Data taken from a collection
• • • • • • •
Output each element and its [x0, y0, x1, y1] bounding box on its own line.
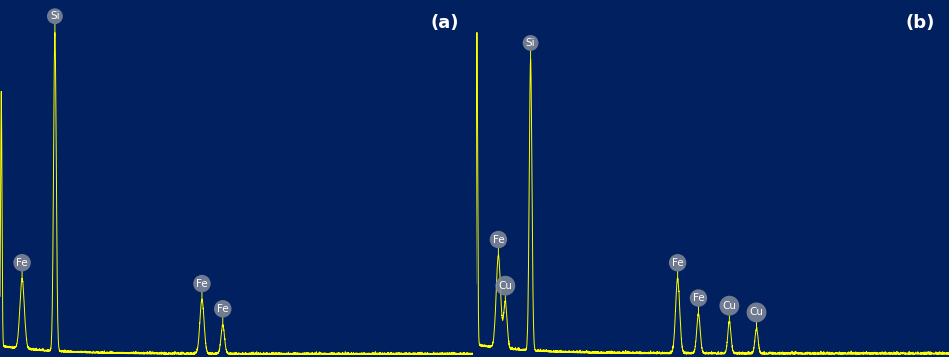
Text: Si: Si	[526, 38, 535, 59]
Text: Fe: Fe	[672, 258, 683, 279]
Text: Cu: Cu	[722, 301, 736, 322]
Text: Fe: Fe	[16, 258, 28, 279]
Text: Fe: Fe	[217, 304, 229, 325]
Text: Si: Si	[50, 11, 60, 32]
Text: Cu: Cu	[750, 307, 764, 329]
Text: (a): (a)	[431, 14, 459, 32]
Text: (b): (b)	[905, 14, 935, 32]
Text: Fe: Fe	[196, 278, 208, 300]
Text: Fe: Fe	[493, 235, 504, 256]
Text: Cu: Cu	[498, 281, 512, 302]
Text: Fe: Fe	[693, 293, 704, 314]
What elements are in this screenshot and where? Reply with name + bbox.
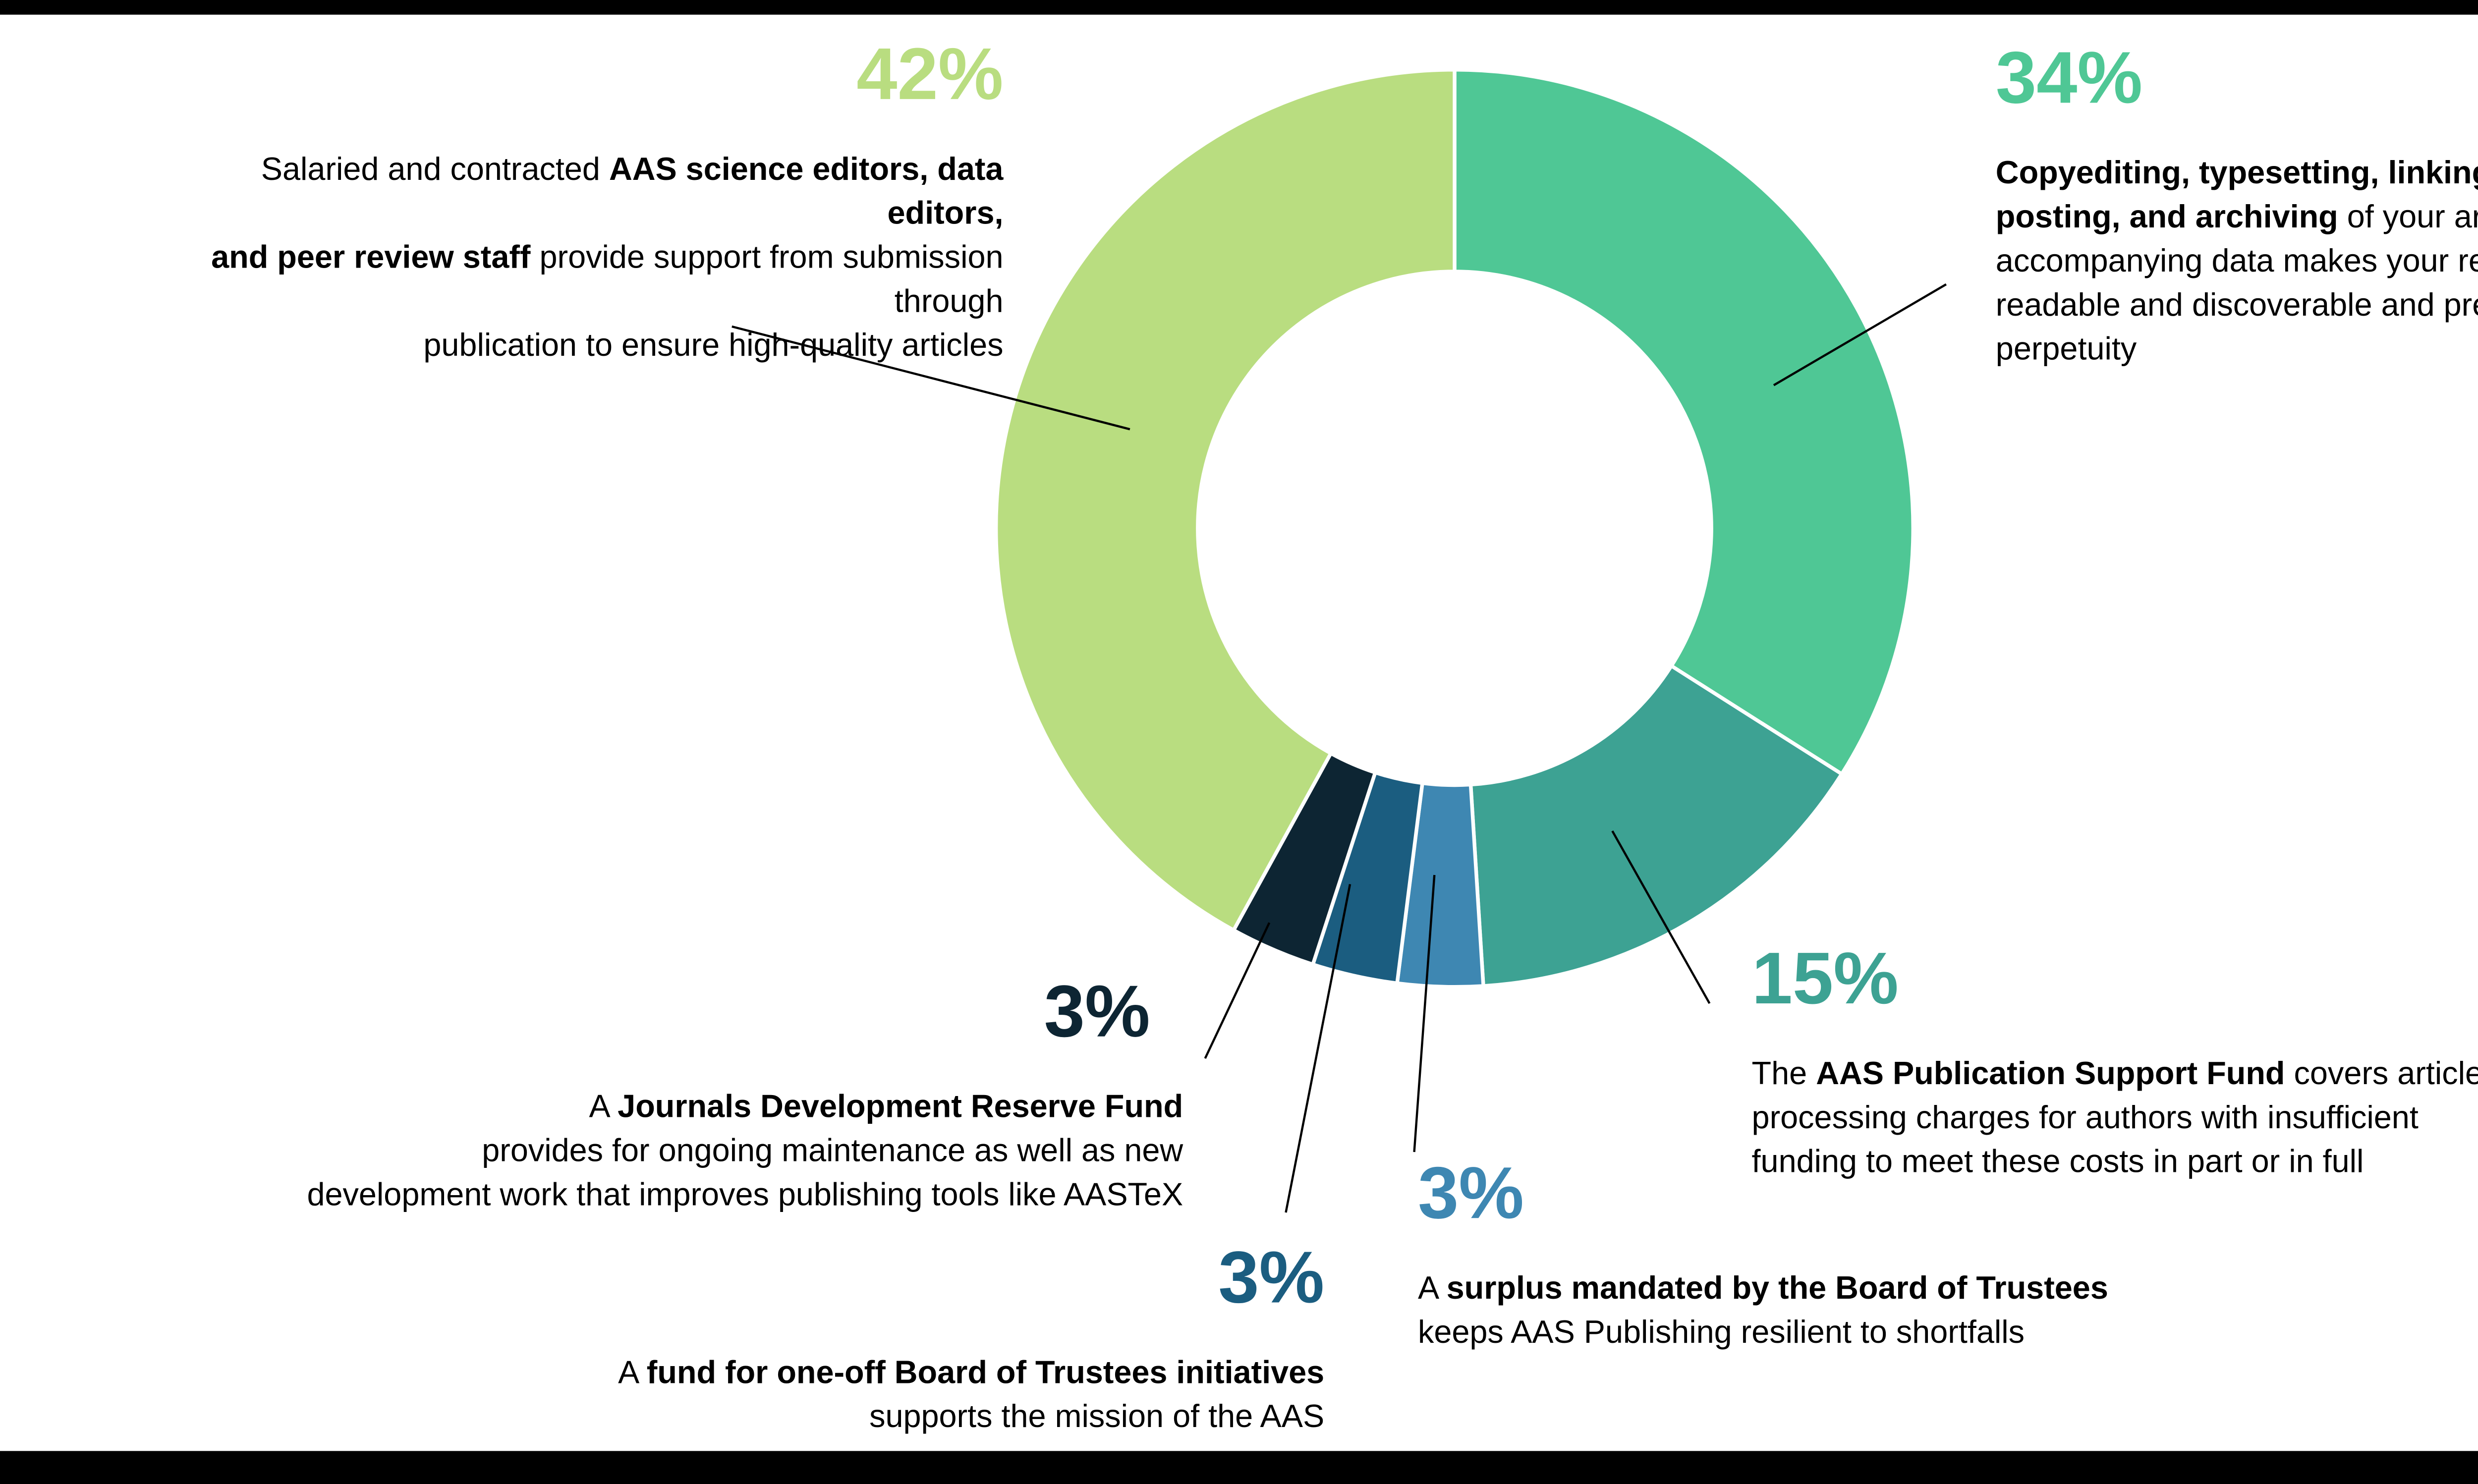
• • • • • • •
Exercise aim: Reproduce the listing above, swapping "screenshot" for "image" and changing nothing else. Leave the pictures out.

Task result:
Output each element and its [x0, y0, x1, y1] bounding box on its own line.
Text: Si: Si	[526, 38, 535, 59]
Text: Fe: Fe	[672, 258, 683, 279]
Text: Cu: Cu	[722, 301, 736, 322]
Text: Fe: Fe	[16, 258, 28, 279]
Text: Fe: Fe	[217, 304, 229, 325]
Text: Si: Si	[50, 11, 60, 32]
Text: Cu: Cu	[750, 307, 764, 329]
Text: (a): (a)	[431, 14, 459, 32]
Text: (b): (b)	[905, 14, 935, 32]
Text: Fe: Fe	[196, 278, 208, 300]
Text: Fe: Fe	[493, 235, 504, 256]
Text: Cu: Cu	[498, 281, 512, 302]
Text: Fe: Fe	[693, 293, 704, 314]
What elements are in this image and where? Reply with name + bbox.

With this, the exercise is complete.